Objective |
Take every line that has the string "tools" and copy it out.

+++ Materials provided +++

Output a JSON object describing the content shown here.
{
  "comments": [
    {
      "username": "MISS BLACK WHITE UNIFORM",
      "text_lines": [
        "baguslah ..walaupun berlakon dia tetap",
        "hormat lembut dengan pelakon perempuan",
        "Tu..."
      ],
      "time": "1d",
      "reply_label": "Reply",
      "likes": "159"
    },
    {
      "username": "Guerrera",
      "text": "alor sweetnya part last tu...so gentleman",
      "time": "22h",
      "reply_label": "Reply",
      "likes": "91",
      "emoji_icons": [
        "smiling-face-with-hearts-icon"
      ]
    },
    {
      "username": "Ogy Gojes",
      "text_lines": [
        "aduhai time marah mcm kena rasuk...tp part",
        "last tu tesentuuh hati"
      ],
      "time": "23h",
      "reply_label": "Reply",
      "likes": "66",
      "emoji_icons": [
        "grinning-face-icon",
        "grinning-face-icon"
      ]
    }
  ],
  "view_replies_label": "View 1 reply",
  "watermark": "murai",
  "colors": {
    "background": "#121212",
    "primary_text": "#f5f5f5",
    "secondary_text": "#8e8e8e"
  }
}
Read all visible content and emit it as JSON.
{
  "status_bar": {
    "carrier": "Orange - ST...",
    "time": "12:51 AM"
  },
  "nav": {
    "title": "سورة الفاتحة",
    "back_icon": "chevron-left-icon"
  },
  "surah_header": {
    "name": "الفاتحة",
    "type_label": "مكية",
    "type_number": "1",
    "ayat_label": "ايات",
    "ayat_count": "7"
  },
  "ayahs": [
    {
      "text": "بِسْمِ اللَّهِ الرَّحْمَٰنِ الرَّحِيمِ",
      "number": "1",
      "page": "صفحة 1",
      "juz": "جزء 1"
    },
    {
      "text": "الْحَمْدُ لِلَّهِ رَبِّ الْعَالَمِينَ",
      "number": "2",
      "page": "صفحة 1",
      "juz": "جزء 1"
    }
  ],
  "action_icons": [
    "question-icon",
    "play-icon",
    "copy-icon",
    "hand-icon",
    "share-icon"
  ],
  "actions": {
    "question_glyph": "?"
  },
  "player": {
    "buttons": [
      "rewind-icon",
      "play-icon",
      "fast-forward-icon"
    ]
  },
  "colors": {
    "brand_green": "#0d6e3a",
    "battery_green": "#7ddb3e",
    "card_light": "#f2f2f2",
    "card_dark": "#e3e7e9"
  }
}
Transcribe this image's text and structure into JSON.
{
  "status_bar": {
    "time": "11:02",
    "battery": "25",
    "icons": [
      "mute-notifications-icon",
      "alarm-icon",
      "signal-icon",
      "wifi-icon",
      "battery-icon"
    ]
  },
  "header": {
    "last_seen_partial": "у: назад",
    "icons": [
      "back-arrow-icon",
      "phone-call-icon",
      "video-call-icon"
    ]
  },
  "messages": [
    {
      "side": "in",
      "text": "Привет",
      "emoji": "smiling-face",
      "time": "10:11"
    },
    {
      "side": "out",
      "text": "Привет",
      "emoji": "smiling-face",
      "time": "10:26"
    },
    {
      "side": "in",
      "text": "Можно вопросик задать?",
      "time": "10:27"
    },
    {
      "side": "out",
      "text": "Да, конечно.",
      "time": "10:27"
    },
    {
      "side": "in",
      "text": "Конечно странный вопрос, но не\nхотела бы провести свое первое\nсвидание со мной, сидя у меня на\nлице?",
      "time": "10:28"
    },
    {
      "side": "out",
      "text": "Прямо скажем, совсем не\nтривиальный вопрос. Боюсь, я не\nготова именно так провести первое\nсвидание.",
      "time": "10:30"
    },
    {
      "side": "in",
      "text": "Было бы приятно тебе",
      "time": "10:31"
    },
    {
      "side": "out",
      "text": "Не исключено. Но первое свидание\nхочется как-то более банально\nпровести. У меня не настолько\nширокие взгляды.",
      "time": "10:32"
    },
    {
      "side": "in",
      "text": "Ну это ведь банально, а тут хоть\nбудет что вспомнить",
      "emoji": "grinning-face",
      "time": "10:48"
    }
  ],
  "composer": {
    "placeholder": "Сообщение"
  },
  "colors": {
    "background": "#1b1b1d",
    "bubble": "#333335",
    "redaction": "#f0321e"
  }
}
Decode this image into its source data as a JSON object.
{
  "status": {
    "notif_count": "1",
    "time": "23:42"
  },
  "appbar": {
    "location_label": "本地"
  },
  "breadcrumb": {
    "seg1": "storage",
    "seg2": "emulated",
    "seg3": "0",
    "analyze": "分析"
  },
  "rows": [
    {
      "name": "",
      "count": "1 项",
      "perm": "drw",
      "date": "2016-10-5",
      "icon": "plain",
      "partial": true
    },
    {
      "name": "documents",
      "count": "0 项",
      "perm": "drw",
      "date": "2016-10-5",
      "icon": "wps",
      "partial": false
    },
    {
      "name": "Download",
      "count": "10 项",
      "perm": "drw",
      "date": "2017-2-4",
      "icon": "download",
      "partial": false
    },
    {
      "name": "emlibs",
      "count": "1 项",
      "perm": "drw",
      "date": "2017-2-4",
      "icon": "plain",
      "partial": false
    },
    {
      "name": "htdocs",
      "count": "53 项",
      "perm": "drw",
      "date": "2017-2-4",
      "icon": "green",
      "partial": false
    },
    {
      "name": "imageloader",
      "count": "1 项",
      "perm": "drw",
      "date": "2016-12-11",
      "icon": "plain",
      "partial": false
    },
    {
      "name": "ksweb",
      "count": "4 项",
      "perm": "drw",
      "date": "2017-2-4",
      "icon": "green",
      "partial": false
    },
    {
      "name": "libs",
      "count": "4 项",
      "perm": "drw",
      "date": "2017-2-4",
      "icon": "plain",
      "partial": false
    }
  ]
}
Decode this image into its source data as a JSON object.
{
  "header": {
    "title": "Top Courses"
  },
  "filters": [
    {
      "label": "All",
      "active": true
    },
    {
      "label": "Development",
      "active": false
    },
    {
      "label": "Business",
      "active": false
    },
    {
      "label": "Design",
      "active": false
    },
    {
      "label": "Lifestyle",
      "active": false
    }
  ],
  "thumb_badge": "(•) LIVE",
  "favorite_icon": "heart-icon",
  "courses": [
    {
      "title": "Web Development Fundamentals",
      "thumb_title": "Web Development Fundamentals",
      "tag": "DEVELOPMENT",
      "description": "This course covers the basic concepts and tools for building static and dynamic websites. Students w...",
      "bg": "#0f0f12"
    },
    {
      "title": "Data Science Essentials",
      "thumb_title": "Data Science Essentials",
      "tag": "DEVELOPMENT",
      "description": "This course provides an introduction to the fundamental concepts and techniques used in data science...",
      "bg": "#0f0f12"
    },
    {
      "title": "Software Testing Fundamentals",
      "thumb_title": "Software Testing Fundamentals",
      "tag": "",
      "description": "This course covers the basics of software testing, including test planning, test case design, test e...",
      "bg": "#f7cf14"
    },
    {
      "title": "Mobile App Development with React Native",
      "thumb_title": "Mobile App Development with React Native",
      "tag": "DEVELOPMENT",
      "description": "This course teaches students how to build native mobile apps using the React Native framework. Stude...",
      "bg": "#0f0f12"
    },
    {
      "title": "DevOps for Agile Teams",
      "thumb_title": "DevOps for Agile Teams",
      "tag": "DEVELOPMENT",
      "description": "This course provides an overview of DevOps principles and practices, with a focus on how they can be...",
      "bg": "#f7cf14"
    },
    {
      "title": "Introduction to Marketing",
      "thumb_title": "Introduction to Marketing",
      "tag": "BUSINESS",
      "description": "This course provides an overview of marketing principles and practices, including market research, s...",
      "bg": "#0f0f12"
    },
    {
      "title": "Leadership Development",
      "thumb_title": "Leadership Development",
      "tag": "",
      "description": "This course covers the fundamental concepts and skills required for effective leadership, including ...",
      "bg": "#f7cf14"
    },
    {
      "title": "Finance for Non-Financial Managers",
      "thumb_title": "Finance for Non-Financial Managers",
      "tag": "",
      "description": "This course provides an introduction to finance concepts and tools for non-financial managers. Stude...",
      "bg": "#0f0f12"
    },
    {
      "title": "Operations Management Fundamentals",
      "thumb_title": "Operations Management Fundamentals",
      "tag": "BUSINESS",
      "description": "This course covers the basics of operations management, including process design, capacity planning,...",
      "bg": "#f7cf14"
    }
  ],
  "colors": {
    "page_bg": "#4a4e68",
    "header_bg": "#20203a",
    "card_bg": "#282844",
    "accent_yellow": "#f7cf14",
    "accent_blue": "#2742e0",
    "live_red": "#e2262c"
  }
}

+++

Answer in full |
      "description": "This course covers the basic concepts and tools for building static and dynamic websites. Students w...",
      "description": "This course provides an introduction to finance concepts and tools for non-financial managers. Stude...",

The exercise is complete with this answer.